-------- Information given --------

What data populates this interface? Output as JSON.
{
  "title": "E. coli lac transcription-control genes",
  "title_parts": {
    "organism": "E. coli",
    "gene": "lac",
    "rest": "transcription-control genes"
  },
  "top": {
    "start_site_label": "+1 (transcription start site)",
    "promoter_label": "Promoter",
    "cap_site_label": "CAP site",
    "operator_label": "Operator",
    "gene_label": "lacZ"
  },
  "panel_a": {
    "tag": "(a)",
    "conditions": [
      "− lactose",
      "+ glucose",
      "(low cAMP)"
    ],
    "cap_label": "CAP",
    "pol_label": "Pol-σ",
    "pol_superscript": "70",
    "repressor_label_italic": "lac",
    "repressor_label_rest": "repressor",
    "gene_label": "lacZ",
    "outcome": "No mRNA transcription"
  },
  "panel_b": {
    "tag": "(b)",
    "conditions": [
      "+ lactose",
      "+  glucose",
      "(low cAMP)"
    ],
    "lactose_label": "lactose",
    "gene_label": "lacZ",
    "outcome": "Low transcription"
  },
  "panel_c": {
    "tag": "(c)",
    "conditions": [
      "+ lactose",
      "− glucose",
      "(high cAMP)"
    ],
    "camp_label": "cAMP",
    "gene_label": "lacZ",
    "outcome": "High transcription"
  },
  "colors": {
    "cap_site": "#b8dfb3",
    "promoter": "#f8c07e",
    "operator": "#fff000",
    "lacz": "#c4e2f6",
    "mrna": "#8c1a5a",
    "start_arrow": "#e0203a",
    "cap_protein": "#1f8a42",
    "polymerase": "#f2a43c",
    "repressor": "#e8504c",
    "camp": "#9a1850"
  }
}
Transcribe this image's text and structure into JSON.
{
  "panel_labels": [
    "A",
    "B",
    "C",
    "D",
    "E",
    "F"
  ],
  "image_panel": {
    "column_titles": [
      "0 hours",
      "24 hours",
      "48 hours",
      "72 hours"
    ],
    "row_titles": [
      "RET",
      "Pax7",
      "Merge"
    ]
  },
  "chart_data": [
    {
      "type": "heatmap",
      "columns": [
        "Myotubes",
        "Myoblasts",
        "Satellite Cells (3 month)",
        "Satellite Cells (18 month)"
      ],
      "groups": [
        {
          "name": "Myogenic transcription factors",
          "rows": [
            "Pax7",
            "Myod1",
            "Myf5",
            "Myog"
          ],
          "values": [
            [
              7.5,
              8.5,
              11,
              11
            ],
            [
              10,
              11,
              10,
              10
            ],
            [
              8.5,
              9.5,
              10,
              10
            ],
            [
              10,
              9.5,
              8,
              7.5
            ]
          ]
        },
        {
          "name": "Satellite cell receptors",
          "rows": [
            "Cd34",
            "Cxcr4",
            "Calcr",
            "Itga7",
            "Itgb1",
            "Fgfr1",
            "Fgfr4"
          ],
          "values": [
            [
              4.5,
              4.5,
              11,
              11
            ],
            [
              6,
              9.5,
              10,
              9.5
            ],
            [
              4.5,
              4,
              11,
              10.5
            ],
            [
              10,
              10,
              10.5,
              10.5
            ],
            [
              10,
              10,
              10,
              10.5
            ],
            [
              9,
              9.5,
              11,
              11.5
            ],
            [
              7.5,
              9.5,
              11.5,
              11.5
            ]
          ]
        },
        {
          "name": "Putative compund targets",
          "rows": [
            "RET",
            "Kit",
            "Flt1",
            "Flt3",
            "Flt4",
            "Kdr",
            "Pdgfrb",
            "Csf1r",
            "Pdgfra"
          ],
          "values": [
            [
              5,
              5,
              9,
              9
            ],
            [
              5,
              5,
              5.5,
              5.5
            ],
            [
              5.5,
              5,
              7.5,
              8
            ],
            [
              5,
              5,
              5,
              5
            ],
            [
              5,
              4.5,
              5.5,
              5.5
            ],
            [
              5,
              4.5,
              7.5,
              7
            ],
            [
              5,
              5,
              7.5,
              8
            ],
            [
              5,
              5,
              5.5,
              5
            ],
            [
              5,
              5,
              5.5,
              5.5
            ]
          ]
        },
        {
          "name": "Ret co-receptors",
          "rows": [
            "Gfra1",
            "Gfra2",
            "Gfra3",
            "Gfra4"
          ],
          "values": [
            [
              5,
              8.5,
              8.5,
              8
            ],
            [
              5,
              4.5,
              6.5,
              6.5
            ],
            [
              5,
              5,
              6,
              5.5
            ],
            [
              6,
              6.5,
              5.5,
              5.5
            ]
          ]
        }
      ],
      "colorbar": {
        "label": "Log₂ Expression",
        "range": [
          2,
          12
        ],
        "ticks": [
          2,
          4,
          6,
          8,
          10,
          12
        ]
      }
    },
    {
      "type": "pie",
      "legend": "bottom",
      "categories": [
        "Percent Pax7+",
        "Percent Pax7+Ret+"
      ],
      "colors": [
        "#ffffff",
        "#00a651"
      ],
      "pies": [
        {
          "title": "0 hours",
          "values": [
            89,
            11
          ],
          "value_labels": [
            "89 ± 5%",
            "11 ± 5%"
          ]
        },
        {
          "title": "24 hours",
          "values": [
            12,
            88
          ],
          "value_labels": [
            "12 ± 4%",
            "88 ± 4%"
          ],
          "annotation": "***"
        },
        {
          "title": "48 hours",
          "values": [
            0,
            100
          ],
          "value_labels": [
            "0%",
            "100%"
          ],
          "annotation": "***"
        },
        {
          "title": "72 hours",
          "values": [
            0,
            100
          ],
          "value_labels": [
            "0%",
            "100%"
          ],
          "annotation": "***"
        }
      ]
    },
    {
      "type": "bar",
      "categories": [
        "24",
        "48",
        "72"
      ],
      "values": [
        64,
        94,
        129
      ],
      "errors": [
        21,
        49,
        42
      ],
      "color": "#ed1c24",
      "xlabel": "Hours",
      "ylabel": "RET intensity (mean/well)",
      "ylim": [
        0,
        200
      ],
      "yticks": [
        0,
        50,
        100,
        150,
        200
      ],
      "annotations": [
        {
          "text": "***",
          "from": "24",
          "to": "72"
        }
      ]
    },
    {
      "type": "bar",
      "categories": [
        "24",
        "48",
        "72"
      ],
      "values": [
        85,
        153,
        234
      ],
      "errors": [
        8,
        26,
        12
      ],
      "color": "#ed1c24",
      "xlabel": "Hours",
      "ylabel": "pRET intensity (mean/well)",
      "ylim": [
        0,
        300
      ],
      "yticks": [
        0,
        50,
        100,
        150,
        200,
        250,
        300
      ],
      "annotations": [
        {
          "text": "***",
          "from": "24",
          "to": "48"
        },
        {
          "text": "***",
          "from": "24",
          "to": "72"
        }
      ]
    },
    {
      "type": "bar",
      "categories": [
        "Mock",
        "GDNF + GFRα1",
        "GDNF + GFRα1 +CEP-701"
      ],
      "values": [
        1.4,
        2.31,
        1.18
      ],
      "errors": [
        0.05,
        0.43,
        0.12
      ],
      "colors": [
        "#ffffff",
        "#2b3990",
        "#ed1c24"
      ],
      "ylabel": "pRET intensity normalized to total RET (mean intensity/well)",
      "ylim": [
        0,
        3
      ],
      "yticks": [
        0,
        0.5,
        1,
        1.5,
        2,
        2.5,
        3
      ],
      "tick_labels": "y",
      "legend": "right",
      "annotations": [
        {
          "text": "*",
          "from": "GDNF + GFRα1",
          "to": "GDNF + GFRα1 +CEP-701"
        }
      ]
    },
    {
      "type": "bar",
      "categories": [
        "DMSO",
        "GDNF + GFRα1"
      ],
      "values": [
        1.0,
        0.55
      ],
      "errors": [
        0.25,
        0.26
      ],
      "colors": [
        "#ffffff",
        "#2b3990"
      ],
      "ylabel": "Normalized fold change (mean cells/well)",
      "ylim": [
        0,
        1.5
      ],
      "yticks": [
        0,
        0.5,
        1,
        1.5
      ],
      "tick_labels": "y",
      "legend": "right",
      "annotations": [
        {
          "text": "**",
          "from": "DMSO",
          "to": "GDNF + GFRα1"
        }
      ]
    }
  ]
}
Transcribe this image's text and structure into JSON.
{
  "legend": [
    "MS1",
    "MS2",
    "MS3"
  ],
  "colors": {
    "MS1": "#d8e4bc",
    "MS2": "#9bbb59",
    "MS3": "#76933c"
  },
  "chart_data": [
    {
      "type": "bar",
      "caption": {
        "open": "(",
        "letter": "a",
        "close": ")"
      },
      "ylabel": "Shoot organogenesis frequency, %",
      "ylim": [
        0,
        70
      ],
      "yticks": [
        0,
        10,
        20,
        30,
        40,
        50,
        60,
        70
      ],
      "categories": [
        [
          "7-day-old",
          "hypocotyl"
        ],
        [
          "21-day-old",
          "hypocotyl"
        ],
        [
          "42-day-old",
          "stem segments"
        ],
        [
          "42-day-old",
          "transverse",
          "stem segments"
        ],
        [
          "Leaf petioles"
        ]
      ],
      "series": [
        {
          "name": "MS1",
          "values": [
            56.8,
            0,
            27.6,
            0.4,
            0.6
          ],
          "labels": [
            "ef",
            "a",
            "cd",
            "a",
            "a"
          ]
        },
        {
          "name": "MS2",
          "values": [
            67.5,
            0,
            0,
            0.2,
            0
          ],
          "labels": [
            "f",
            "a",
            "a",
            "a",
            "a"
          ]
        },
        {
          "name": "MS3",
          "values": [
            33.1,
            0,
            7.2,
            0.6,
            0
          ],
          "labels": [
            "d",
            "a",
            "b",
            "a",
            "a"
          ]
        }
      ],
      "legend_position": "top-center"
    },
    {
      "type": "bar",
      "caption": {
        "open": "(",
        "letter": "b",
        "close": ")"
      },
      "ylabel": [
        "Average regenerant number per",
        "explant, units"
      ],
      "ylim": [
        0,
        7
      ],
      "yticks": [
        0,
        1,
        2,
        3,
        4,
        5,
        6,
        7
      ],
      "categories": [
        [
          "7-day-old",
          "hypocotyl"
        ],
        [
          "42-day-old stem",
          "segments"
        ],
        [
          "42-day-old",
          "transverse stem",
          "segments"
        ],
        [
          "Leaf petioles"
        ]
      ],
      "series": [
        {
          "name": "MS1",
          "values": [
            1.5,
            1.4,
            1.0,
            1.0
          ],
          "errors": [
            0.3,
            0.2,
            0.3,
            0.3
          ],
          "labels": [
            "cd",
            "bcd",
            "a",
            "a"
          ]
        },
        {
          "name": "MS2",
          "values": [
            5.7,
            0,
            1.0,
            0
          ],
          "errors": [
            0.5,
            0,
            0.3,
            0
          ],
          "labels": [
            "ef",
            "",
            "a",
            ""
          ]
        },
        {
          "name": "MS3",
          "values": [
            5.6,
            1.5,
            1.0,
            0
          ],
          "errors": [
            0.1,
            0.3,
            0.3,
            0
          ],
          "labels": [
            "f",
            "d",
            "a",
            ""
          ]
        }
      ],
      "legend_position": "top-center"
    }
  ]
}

--------

Task item: Wherever the word "outcome" turns up in the material, copy the whole line.

Exercise response:
    "outcome": "No mRNA transcription"
    "outcome": "Low transcription"
    "outcome": "High transcription"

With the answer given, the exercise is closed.